* [Items listed in a dataset]:
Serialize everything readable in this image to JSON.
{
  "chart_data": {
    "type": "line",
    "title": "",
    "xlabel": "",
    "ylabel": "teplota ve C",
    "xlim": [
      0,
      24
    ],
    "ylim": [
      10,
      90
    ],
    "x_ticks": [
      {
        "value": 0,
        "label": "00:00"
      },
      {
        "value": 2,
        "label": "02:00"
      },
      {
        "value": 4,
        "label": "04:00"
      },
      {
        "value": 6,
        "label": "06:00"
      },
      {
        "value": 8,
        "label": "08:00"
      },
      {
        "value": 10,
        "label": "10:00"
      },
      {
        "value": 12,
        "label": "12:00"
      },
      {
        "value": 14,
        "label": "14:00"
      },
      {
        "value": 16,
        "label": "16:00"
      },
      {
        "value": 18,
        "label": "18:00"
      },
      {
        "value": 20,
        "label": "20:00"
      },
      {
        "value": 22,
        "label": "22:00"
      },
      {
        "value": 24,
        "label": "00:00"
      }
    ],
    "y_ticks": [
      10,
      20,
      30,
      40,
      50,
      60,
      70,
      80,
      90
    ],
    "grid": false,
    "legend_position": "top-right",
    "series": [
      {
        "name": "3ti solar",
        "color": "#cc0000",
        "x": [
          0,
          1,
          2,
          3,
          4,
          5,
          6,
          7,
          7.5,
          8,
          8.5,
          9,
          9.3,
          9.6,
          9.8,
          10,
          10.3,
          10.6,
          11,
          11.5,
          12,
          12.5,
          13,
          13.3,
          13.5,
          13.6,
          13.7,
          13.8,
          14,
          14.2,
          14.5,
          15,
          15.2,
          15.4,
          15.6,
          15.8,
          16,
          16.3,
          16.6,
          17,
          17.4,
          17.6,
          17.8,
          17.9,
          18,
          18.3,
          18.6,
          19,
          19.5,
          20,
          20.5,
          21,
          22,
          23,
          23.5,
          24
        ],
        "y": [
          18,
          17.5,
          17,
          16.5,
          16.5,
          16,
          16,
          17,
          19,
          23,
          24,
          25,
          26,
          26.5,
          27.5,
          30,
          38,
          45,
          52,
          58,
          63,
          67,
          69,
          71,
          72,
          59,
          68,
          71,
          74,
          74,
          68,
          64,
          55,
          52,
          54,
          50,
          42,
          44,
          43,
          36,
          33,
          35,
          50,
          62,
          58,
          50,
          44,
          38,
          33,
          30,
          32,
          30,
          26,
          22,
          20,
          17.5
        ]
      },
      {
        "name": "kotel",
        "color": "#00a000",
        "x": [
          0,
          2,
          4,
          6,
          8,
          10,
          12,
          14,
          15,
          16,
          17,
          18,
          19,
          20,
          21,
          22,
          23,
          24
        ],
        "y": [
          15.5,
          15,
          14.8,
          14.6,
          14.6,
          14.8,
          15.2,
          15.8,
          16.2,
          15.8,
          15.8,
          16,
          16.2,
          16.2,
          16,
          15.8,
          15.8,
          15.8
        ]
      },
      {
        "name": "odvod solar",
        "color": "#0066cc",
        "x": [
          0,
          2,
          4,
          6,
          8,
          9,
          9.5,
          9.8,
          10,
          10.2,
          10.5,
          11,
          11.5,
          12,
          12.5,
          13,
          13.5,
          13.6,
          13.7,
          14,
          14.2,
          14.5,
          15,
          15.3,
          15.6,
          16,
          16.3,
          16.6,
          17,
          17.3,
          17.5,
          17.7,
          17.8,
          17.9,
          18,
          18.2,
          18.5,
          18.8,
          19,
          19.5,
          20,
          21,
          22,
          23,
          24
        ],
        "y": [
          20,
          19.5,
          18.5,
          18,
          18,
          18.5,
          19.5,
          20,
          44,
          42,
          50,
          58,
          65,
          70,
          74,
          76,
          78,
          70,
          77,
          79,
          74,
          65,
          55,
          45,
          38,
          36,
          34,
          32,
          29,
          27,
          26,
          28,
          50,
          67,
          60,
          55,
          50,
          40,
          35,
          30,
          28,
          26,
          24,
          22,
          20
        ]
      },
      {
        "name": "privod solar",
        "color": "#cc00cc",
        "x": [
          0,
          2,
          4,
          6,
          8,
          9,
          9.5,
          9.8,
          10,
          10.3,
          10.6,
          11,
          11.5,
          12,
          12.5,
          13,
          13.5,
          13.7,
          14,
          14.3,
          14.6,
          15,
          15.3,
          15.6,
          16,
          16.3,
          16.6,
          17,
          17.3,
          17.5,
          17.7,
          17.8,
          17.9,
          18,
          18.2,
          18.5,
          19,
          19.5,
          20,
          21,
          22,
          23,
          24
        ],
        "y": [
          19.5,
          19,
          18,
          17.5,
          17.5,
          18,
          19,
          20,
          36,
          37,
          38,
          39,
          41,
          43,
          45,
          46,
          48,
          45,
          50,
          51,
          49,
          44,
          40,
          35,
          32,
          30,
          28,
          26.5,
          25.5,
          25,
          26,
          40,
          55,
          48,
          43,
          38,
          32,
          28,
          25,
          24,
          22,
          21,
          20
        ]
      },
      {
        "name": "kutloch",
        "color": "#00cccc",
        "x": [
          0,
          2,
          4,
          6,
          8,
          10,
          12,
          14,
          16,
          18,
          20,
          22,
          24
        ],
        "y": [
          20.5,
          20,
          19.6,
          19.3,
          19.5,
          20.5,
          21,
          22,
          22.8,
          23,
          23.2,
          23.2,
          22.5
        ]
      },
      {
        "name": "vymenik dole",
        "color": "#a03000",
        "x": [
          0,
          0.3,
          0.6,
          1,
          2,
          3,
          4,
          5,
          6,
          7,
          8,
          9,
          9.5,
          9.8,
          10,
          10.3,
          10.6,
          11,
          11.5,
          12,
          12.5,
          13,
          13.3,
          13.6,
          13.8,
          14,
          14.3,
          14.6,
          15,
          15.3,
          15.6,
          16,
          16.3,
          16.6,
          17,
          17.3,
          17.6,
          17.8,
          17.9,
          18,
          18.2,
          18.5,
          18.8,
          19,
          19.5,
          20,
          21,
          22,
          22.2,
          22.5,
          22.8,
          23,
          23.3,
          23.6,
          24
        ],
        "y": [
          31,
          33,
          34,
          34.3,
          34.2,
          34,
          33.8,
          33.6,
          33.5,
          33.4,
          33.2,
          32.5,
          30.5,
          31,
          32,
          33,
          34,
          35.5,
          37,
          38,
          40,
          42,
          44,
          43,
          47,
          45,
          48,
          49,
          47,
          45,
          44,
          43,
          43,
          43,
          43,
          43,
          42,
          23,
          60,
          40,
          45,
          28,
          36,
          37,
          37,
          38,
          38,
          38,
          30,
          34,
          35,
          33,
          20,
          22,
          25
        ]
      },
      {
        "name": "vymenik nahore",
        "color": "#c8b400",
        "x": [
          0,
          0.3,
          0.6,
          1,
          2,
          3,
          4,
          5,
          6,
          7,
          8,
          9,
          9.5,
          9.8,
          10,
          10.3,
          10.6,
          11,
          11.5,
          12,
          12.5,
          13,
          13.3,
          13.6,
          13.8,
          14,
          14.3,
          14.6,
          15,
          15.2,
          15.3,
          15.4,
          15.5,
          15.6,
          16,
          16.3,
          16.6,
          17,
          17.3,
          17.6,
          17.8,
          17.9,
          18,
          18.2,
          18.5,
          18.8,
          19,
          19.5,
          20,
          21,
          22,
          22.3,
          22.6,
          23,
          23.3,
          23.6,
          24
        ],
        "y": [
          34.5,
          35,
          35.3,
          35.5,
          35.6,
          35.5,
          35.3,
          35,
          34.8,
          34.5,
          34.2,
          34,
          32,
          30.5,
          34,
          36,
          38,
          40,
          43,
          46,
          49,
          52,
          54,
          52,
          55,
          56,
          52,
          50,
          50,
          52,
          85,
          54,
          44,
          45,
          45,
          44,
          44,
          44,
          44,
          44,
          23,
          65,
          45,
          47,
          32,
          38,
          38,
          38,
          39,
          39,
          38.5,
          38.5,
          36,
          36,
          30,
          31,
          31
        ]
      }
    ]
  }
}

* [What you need to do]:
Using the records above, gather all lines where the string "name" is present.

* [Solution to the exercise]:
        "name": "3ti solar",
        "name": "kotel",
        "name": "odvod solar",
        "name": "privod solar",
        "name": "kutloch",
        "name": "vymenik dole",
        "name": "vymenik nahore",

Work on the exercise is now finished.